Identify every line in the records below that contains the word "region", and copy each of those lines.
— Start Given information —
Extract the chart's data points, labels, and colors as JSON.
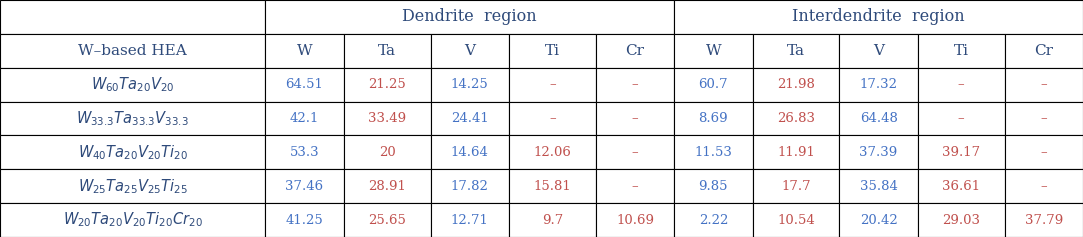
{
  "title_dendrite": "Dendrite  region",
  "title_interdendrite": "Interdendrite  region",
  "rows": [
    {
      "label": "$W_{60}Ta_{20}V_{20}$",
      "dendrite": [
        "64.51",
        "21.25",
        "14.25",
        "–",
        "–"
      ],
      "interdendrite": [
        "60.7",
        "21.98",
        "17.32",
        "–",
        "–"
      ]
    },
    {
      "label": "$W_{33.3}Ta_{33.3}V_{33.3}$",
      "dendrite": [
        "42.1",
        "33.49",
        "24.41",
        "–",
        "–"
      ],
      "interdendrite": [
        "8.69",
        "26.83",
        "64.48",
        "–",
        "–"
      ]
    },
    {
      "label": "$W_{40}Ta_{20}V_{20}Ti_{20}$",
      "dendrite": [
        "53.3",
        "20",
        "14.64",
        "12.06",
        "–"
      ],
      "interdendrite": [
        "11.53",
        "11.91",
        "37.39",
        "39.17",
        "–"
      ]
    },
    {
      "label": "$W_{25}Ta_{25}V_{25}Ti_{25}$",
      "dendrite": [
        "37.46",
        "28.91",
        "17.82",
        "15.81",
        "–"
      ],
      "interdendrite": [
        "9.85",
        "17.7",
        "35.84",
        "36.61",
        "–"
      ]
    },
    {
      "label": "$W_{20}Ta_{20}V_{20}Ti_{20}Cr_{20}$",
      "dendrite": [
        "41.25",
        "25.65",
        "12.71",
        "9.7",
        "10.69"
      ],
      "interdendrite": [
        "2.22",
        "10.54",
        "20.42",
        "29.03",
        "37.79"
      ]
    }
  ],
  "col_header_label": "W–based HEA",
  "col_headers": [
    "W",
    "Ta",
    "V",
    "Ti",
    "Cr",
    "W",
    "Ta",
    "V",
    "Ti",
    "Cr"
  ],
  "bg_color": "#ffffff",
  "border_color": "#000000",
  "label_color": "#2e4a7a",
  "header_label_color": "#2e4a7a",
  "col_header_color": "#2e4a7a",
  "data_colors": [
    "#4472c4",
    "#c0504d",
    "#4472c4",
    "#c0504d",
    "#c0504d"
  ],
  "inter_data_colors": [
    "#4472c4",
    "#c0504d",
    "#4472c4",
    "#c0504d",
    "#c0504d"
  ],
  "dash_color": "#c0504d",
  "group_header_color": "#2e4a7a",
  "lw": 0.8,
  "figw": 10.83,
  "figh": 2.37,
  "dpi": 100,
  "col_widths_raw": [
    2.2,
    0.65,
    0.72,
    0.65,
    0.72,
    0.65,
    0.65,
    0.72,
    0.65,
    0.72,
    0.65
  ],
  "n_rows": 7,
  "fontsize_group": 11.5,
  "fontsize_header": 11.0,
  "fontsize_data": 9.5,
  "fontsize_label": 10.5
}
— End Given information —
> [Result]:
  "title_dendrite": "Dendrite  region",
  "title_interdendrite": "Interdendrite  region",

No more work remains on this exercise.